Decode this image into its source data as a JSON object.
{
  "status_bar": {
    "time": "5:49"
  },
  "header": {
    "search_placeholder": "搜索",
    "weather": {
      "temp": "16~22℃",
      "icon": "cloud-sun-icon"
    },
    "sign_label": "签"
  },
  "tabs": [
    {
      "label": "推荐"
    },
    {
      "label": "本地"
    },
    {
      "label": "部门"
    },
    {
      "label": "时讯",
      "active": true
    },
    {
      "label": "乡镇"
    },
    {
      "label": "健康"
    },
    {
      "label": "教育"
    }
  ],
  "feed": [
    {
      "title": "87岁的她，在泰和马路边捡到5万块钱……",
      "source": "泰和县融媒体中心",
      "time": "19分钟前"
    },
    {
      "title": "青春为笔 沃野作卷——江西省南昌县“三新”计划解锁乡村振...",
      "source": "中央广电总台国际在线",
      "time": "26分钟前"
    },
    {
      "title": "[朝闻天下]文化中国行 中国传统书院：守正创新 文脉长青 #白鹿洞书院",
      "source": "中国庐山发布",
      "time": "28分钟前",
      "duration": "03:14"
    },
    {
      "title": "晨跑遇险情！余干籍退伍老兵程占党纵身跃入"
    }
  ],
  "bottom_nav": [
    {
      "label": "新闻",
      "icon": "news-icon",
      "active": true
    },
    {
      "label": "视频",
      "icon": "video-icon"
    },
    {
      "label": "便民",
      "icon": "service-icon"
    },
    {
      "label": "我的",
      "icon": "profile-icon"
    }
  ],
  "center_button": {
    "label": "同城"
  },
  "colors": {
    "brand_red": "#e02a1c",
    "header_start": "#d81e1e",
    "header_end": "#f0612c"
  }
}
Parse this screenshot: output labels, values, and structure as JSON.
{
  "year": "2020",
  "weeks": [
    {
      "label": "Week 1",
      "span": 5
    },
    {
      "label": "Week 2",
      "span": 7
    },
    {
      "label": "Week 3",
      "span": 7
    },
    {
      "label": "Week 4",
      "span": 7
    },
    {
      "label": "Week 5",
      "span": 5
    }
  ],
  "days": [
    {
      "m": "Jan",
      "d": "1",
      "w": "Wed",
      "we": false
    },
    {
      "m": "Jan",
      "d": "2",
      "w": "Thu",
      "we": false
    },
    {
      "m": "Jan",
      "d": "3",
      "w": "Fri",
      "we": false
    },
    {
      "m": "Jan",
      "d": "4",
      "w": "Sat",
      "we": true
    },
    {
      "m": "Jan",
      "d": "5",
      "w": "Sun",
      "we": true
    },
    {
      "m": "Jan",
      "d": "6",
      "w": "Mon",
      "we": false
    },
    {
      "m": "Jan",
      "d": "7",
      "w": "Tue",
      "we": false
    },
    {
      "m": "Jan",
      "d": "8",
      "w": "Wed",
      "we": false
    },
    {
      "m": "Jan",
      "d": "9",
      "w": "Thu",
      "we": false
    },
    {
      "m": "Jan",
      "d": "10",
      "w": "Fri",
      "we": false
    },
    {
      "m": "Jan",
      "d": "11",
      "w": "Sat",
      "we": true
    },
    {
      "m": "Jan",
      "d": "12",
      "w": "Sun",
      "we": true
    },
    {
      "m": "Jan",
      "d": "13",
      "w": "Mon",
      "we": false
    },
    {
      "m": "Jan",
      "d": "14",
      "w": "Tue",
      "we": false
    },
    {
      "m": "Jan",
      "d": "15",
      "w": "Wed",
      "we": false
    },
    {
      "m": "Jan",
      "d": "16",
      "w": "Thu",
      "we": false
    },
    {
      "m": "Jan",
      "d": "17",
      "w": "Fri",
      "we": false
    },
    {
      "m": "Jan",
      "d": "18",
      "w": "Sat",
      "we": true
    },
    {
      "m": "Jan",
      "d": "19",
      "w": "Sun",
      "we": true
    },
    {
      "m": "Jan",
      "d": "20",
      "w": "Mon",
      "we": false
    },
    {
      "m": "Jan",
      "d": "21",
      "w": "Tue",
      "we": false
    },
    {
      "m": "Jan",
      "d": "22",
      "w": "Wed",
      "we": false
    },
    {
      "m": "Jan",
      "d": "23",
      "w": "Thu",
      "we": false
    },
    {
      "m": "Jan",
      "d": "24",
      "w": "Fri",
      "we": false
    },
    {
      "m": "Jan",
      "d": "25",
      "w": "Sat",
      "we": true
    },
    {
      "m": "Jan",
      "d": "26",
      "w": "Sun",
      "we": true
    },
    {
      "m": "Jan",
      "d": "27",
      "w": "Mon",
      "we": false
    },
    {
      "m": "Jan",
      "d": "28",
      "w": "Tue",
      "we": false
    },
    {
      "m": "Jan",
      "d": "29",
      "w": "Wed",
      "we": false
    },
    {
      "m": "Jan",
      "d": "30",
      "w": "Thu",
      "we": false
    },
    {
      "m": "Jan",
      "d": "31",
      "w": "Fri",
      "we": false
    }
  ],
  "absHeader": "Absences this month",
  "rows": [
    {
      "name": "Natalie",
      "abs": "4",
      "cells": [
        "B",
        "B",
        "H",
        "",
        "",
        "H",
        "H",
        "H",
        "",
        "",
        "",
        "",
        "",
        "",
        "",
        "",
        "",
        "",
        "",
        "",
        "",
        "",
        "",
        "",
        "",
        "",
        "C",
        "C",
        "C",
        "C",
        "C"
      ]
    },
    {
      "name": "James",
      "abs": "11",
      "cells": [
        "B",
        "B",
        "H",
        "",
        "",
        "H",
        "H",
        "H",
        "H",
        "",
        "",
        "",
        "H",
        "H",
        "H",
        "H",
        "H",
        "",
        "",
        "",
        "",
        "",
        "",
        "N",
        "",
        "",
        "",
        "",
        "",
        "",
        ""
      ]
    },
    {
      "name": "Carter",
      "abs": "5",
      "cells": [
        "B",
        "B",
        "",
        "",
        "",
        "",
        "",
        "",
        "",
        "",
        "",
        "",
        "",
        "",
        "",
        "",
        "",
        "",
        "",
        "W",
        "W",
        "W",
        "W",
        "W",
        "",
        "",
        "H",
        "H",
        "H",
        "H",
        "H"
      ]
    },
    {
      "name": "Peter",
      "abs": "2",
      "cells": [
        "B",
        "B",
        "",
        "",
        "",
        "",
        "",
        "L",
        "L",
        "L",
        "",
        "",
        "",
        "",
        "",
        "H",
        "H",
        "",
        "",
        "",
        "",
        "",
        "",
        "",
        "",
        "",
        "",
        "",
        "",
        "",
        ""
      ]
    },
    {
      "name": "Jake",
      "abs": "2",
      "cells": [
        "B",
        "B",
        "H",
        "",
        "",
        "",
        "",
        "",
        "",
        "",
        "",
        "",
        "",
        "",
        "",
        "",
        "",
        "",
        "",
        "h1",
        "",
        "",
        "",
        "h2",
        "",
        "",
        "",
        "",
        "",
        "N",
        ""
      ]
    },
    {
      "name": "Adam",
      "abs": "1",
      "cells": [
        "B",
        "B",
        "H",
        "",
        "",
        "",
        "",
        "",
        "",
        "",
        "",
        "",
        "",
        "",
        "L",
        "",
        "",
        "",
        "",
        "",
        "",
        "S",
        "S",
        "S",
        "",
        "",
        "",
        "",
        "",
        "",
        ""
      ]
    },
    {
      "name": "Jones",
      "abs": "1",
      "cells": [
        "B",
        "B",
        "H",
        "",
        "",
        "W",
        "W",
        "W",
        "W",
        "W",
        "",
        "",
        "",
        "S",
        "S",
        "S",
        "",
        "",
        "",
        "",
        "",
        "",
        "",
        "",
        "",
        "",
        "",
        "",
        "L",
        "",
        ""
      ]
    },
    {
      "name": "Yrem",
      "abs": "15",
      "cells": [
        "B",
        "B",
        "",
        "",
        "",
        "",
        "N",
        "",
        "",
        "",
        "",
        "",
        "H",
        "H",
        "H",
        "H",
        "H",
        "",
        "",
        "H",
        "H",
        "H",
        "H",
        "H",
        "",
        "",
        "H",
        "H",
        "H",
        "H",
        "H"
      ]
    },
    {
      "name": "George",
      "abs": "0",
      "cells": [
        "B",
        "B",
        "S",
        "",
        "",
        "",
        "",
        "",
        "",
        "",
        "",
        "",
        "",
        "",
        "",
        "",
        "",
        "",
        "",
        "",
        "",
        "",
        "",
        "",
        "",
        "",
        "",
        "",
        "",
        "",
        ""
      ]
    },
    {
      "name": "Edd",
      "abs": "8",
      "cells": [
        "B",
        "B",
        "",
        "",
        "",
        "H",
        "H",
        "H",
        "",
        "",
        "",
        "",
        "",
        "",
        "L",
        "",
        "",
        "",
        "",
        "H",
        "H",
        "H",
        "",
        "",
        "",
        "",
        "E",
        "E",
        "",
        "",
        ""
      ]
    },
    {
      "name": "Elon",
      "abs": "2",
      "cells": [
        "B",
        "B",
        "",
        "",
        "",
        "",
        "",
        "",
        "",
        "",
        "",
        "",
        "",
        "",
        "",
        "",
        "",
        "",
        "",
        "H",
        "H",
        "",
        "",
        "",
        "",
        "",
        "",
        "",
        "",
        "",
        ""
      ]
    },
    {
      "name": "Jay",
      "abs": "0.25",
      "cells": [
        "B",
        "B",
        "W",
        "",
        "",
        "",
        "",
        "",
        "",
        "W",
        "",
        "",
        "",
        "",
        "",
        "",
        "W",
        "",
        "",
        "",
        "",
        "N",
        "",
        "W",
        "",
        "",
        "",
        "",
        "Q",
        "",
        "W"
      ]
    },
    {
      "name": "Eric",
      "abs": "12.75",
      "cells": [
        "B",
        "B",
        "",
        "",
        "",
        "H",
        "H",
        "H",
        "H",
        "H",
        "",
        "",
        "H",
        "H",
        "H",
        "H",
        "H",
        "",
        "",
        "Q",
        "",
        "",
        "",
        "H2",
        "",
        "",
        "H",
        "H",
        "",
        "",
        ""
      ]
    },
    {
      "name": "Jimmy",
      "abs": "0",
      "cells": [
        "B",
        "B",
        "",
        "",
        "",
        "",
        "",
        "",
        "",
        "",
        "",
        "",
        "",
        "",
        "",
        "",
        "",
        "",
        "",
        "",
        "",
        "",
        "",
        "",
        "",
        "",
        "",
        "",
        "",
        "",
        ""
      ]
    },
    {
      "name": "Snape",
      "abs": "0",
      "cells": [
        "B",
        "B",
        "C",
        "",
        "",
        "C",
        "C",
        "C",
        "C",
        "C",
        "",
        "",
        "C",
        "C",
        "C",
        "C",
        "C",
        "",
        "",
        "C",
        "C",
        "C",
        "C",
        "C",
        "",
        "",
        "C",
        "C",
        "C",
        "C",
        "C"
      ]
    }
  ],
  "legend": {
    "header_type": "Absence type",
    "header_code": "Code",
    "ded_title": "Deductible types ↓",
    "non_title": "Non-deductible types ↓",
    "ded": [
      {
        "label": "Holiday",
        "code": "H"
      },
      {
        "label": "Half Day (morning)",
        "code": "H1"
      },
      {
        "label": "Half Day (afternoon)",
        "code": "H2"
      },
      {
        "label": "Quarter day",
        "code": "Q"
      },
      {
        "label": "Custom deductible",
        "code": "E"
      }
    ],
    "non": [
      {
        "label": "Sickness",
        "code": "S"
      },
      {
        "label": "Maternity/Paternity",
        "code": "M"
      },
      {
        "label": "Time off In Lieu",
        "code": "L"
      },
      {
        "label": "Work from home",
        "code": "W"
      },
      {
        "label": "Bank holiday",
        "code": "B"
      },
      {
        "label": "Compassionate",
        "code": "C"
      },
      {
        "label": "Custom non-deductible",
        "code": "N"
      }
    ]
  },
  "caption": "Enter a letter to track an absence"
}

== Written task ==
Collect every line from the records above that contains the word "Half".

== Solution ==
        "label": "Half Day (morning)",
        "label": "Half Day (afternoon)",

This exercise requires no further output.